======== MATERIAL FOR THIS EXERCISE
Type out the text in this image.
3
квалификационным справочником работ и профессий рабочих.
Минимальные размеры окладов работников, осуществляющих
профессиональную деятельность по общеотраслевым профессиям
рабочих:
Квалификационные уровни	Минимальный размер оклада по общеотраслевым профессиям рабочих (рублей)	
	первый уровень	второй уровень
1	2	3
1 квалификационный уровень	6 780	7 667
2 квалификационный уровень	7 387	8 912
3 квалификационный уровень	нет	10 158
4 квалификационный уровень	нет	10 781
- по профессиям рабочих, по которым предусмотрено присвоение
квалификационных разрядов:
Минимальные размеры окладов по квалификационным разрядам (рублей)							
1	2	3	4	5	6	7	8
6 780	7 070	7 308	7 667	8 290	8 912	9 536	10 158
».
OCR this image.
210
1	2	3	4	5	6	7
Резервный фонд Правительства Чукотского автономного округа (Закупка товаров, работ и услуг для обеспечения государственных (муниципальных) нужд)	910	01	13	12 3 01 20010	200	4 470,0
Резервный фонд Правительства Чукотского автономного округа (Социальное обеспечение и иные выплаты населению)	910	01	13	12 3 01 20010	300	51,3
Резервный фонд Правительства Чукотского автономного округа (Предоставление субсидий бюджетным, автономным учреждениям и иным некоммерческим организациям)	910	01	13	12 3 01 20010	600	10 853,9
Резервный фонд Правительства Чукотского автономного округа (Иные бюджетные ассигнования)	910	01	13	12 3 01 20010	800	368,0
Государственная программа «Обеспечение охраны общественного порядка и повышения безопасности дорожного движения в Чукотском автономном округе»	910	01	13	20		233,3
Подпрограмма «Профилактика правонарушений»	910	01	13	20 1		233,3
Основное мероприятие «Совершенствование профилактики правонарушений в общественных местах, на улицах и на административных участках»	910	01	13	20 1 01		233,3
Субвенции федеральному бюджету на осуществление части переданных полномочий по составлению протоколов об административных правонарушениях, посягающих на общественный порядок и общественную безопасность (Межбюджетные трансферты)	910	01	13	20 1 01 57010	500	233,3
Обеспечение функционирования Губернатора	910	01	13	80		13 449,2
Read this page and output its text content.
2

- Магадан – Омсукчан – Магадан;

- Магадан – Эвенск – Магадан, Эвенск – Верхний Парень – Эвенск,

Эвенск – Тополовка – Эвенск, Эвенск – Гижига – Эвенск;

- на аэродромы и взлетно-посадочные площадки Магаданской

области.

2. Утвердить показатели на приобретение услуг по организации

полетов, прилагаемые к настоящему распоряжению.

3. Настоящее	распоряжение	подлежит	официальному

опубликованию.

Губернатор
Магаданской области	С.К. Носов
================
**EXERCISE DESCRIPTION:** From the data above, extract every line in its exact form.

**CORRECT RESULT:**
Type out the text in this image.
3
квалификационным справочником работ и профессий рабочих.
Минимальные размеры окладов работников, осуществляющих
профессиональную деятельность по общеотраслевым профессиям
рабочих:
Квалификационные уровни	Минимальный размер оклада по общеотраслевым профессиям рабочих (рублей)	
	первый уровень	второй уровень
1	2	3
1 квалификационный уровень	6 780	7 667
2 квалификационный уровень	7 387	8 912
3 квалификационный уровень	нет	10 158
4 квалификационный уровень	нет	10 781
- по профессиям рабочих, по которым предусмотрено присвоение
квалификационных разрядов:
Минимальные размеры окладов по квалификационным разрядам (рублей)							
1	2	3	4	5	6	7	8
6 780	7 070	7 308	7 667	8 290	8 912	9 536	10 158
».
OCR this image.
210
1	2	3	4	5	6	7
Резервный фонд Правительства Чукотского автономного округа (Закупка товаров, работ и услуг для обеспечения государственных (муниципальных) нужд)	910	01	13	12 3 01 20010	200	4 470,0
Резервный фонд Правительства Чукотского автономного округа (Социальное обеспечение и иные выплаты населению)	910	01	13	12 3 01 20010	300	51,3
Резервный фонд Правительства Чукотского автономного округа (Предоставление субсидий бюджетным, автономным учреждениям и иным некоммерческим организациям)	910	01	13	12 3 01 20010	600	10 853,9
Резервный фонд Правительства Чукотского автономного округа (Иные бюджетные ассигнования)	910	01	13	12 3 01 20010	800	368,0
Государственная программа «Обеспечение охраны общественного порядка и повышения безопасности дорожного движения в Чукотском автономном округе»	910	01	13	20		233,3
Подпрограмма «Профилактика правонарушений»	910	01	13	20 1		233,3
Основное мероприятие «Совершенствование профилактики правонарушений в общественных местах, на улицах и на административных участках»	910	01	13	20 1 01		233,3
Субвенции федеральному бюджету на осуществление части переданных полномочий по составлению протоколов об административных правонарушениях, посягающих на общественный порядок и общественную безопасность (Межбюджетные трансферты)	910	01	13	20 1 01 57010	500	233,3
Обеспечение функционирования Губернатора	910	01	13	80		13 449,2
Read this page and output its text content.
2

- Магадан – Омсукчан – Магадан;

- Магадан – Эвенск – Магадан, Эвенск – Верхний Парень – Эвенск,

Эвенск – Тополовка – Эвенск, Эвенск – Гижига – Эвенск;

- на аэродромы и взлетно-посадочные площадки Магаданской

области.

2. Утвердить показатели на приобретение услуг по организации

полетов, прилагаемые к настоящему распоряжению.

3. Настоящее	распоряжение	подлежит	официальному

опубликованию.

Губернатор
Магаданской области	С.К. Носов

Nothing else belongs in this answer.